Requirement. Output every line of the listing below as a numbered list, skipping blank lines and leaving out the pictures.

Data shown.
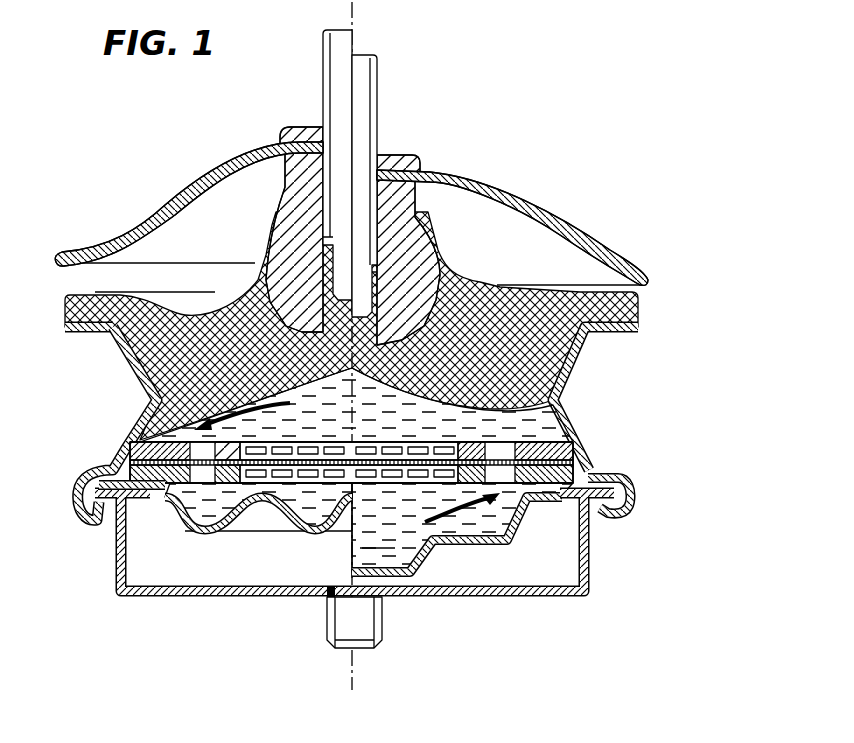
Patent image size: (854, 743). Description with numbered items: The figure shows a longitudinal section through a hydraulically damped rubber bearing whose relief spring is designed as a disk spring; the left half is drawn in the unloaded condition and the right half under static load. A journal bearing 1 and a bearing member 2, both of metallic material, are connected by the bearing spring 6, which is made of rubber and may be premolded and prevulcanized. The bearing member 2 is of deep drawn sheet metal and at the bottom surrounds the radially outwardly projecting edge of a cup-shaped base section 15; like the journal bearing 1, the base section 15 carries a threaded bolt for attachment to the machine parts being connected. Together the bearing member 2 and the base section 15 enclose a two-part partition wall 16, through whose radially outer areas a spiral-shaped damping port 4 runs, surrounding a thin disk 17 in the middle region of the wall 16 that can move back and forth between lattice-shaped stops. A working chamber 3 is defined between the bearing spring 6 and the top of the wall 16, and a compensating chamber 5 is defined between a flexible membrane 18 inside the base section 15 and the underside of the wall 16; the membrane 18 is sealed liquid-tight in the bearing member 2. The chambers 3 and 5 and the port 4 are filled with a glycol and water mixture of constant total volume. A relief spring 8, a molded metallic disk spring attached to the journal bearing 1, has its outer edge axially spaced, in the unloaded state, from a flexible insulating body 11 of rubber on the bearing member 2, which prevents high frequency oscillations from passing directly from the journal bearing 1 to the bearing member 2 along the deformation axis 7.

The journal bearing 1 is at (362, 112).
The bearing member 2 is at (630, 488).
The working chamber 3 is at (542, 405).
The damping port 4 is at (590, 470).
The compensating chamber 5 is at (397, 538).
The bearing spring 6 is at (490, 283).
The deformation axis 7 is at (352, 17).
The relief spring 8 is at (478, 172).
The flexible insulating body 11 is at (630, 302).
The base section 15 is at (590, 590).
The partition wall 16 is at (125, 440).
The thin disk 17 is at (263, 500).
The flexible membrane 18 is at (303, 528).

Finished task.
1. Patent image size: (854, 743). Description with numbered items: The figure shows a longitudinal section through a hydraulically damped rubber bearing whose relief spring is designed as a disk spring; the left half is drawn in the unloaded condition and the right half under static load. A journal bearing 1 and a bearing member 2, both of metallic material, are connected by the bearing spring 6, which is made of rubber and may be premolded and prevulcanized. The bearing member 2 is of deep drawn sheet metal and at the bottom surrounds the radially outwardly projecting edge of a cup-shaped base section 15; like the journal bearing 1, the base section 15 carries a threaded bolt for attachment to the machine parts being connected. Together the bearing member 2 and the base section 15 enclose a two-part partition wall 16, through whose radially outer areas a spiral-shaped damping port 4 runs, surrounding a thin disk 17 in the middle region of the wall 16 that can move back and forth between lattice-shaped stops. A working chamber 3 is defined between the bearing spring 6 and the top of the wall 16, and a compensating chamber 5 is defined between a flexible membrane 18 inside the base section 15 and the underside of the wall 16; the membrane 18 is sealed liquid-tight in the bearing member 2. The chambers 3 and 5 and the port 4 are filled with a glycol and water mixture of constant total volume. A relief spring 8, a molded metallic disk spring attached to the journal bearing 1, has its outer edge axially spaced, in the unloaded state, from a flexible insulating body 11 of rubber on the bearing member 2, which prevents high frequency oscillations from passing directly from the journal bearing 1 to the bearing member 2 along the deformation axis 7.
2. The journal bearing 1 is at (362, 112).
3. The bearing member 2 is at (630, 488).
4. The working chamber 3 is at (542, 405).
5. The damping port 4 is at (590, 470).
6. The compensating chamber 5 is at (397, 538).
7. The bearing spring 6 is at (490, 283).
8. The deformation axis 7 is at (352, 17).
9. The relief spring 8 is at (478, 172).
10. The flexible insulating body 11 is at (630, 302).
11. The base section 15 is at (590, 590).
12. The partition wall 16 is at (125, 440).
13. The thin disk 17 is at (263, 500).
14. The flexible membrane 18 is at (303, 528).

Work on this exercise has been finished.